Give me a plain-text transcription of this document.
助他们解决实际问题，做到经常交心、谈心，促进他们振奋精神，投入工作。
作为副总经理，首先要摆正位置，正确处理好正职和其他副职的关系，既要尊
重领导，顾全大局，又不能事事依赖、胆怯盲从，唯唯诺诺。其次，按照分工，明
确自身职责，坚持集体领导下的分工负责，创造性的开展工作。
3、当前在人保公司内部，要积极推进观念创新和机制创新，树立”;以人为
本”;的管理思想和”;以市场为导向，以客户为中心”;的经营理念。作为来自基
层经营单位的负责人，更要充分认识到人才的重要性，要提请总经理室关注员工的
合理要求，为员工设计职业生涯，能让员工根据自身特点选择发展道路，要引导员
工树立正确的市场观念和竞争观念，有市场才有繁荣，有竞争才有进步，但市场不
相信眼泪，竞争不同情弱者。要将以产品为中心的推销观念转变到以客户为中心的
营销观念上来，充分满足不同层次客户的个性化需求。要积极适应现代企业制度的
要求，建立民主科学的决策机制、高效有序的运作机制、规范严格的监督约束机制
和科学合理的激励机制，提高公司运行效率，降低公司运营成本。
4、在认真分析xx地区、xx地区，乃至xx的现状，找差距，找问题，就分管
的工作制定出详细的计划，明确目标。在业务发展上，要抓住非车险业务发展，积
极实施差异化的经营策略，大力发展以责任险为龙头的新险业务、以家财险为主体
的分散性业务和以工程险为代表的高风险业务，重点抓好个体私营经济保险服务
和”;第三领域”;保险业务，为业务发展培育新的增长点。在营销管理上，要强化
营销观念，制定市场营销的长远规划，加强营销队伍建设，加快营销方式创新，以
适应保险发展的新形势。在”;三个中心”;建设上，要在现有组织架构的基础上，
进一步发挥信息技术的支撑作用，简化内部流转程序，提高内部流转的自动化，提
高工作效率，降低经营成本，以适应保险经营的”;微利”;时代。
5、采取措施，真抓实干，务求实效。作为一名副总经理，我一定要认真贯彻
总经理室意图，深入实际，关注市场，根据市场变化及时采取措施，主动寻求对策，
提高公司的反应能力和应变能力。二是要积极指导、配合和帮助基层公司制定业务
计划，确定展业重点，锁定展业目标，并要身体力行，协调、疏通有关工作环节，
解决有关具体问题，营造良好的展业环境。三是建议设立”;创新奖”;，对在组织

-- GIVEN INSTRUCTION --
Your task is to repeat every entry exactly.

-- EXERCISE RESULT --
Give me a plain-text transcription of this document.
助他们解决实际问题，做到经常交心、谈心，促进他们振奋精神，投入工作。
作为副总经理，首先要摆正位置，正确处理好正职和其他副职的关系，既要尊
重领导，顾全大局，又不能事事依赖、胆怯盲从，唯唯诺诺。其次，按照分工，明
确自身职责，坚持集体领导下的分工负责，创造性的开展工作。
3、当前在人保公司内部，要积极推进观念创新和机制创新，树立”;以人为
本”;的管理思想和”;以市场为导向，以客户为中心”;的经营理念。作为来自基
层经营单位的负责人，更要充分认识到人才的重要性，要提请总经理室关注员工的
合理要求，为员工设计职业生涯，能让员工根据自身特点选择发展道路，要引导员
工树立正确的市场观念和竞争观念，有市场才有繁荣，有竞争才有进步，但市场不
相信眼泪，竞争不同情弱者。要将以产品为中心的推销观念转变到以客户为中心的
营销观念上来，充分满足不同层次客户的个性化需求。要积极适应现代企业制度的
要求，建立民主科学的决策机制、高效有序的运作机制、规范严格的监督约束机制
和科学合理的激励机制，提高公司运行效率，降低公司运营成本。
4、在认真分析xx地区、xx地区，乃至xx的现状，找差距，找问题，就分管
的工作制定出详细的计划，明确目标。在业务发展上，要抓住非车险业务发展，积
极实施差异化的经营策略，大力发展以责任险为龙头的新险业务、以家财险为主体
的分散性业务和以工程险为代表的高风险业务，重点抓好个体私营经济保险服务
和”;第三领域”;保险业务，为业务发展培育新的增长点。在营销管理上，要强化
营销观念，制定市场营销的长远规划，加强营销队伍建设，加快营销方式创新，以
适应保险发展的新形势。在”;三个中心”;建设上，要在现有组织架构的基础上，
进一步发挥信息技术的支撑作用，简化内部流转程序，提高内部流转的自动化，提
高工作效率，降低经营成本，以适应保险经营的”;微利”;时代。
5、采取措施，真抓实干，务求实效。作为一名副总经理，我一定要认真贯彻
总经理室意图，深入实际，关注市场，根据市场变化及时采取措施，主动寻求对策，
提高公司的反应能力和应变能力。二是要积极指导、配合和帮助基层公司制定业务
计划，确定展业重点，锁定展业目标，并要身体力行，协调、疏通有关工作环节，
解决有关具体问题，营造良好的展业环境。三是建议设立”;创新奖”;，对在组织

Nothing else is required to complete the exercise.